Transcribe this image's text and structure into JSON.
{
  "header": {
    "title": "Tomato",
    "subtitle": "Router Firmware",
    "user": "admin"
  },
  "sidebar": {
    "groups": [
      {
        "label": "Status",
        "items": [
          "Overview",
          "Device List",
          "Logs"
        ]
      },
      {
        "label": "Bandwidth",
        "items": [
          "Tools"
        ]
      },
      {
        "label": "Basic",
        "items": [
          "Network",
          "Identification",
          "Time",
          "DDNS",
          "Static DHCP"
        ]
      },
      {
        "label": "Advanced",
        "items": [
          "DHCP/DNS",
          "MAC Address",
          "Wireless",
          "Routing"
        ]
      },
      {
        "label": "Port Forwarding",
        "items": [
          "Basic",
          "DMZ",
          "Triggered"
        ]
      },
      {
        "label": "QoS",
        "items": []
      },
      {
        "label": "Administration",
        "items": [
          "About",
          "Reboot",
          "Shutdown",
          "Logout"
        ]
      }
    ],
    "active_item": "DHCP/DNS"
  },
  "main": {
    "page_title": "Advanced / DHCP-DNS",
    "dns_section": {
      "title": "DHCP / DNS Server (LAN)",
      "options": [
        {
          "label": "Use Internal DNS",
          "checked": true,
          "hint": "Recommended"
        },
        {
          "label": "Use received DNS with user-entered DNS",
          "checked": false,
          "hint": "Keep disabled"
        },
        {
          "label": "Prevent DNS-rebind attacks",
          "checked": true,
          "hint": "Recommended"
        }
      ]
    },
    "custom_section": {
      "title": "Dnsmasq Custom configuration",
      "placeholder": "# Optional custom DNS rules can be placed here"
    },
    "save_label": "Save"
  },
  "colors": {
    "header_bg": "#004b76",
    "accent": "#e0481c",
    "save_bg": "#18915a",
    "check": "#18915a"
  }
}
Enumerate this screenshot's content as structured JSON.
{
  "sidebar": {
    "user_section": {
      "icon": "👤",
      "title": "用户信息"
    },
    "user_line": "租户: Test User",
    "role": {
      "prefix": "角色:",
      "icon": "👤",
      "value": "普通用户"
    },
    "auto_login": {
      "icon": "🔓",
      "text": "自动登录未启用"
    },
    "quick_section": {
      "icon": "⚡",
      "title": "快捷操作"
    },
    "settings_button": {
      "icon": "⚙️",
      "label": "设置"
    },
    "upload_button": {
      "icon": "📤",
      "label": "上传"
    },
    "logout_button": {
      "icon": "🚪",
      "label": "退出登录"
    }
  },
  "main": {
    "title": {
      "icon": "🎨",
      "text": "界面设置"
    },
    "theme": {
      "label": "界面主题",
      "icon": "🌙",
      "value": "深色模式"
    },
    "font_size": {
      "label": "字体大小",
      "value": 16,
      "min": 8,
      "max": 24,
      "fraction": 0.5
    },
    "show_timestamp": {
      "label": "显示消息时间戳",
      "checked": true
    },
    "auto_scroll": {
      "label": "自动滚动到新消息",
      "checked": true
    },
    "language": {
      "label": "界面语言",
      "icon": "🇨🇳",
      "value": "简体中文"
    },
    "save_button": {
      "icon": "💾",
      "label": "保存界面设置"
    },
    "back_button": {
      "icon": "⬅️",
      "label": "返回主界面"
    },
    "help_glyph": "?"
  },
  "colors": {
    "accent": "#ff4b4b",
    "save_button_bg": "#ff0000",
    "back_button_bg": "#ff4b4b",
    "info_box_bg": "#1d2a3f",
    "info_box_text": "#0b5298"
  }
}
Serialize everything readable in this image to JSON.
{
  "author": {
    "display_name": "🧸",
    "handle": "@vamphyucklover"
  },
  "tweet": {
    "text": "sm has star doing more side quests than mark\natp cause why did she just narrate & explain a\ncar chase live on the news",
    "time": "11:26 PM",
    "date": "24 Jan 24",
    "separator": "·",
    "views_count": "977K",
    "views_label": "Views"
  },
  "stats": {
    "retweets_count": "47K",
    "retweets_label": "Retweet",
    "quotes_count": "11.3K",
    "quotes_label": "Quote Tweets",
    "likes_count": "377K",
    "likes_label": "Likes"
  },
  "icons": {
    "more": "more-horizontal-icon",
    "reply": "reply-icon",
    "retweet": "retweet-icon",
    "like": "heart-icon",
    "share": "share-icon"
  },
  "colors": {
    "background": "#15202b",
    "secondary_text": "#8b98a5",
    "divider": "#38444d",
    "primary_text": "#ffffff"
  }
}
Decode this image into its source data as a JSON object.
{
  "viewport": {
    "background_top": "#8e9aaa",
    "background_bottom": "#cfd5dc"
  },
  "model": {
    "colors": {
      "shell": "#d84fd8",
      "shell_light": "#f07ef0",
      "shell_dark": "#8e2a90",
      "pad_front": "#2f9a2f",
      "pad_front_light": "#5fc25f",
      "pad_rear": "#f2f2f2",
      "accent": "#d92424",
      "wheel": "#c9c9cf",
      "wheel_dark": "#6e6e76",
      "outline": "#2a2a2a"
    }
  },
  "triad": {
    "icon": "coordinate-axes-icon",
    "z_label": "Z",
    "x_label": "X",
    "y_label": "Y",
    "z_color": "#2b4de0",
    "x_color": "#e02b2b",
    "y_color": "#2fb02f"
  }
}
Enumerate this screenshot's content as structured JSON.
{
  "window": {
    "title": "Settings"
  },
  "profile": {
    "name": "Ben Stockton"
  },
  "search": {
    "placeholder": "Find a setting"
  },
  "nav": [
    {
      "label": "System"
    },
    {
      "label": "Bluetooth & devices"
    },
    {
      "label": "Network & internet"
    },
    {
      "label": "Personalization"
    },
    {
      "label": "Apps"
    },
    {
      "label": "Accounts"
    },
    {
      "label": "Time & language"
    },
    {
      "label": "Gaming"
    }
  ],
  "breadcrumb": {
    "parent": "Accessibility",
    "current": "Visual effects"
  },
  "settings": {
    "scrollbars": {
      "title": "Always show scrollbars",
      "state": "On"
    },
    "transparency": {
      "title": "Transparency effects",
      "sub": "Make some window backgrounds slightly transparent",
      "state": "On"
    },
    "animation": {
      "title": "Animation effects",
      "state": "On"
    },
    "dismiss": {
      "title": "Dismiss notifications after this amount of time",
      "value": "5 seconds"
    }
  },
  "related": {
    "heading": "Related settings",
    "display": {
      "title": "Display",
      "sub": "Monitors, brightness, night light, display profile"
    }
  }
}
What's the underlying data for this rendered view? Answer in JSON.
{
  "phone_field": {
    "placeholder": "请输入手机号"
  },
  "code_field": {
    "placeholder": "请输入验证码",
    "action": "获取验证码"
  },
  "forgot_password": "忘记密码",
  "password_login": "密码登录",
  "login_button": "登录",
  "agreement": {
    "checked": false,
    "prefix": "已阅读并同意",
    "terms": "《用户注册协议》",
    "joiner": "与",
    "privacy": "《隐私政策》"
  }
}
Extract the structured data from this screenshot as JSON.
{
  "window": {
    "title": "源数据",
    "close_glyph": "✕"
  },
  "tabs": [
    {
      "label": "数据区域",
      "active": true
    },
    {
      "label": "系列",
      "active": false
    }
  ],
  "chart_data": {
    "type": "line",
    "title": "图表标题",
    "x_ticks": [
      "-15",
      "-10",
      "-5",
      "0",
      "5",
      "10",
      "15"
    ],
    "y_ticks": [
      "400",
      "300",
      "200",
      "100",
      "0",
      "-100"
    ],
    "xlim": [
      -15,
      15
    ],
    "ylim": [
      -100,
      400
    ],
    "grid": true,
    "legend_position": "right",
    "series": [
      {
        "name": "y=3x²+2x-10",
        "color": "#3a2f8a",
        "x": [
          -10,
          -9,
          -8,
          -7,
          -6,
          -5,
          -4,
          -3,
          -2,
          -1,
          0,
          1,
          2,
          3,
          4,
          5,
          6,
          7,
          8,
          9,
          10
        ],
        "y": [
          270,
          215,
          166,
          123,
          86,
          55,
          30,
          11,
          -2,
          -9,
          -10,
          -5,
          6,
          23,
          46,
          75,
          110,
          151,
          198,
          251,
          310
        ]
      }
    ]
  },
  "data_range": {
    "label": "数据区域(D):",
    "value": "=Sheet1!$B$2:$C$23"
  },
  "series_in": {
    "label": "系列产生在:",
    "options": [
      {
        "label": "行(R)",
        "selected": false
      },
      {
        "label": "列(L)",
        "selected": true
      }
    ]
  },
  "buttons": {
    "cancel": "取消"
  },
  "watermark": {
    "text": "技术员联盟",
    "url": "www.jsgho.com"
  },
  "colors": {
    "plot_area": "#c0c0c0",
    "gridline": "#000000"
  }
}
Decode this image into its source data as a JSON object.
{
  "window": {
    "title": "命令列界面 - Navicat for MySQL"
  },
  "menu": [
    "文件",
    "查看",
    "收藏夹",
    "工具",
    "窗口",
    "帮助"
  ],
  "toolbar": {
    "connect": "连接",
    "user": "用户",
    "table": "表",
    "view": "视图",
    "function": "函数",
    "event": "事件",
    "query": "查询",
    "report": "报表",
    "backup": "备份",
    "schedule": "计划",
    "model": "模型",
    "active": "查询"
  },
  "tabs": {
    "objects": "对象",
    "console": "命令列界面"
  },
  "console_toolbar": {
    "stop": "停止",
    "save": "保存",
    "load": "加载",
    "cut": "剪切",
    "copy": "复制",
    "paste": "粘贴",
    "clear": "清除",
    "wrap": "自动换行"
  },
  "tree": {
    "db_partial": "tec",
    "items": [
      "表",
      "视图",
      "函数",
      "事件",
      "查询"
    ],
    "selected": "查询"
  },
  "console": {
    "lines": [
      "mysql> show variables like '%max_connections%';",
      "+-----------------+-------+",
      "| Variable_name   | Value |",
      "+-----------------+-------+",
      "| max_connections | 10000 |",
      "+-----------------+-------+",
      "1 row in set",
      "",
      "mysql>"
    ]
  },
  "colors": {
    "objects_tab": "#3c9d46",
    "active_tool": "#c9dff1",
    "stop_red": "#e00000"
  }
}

^^^^^^^^

Task directions:
Copy the lines from the entries above in which the word "effects" appears.

The solution:
    "current": "Visual effects"
      "title": "Transparency effects",
      "title": "Animation effects",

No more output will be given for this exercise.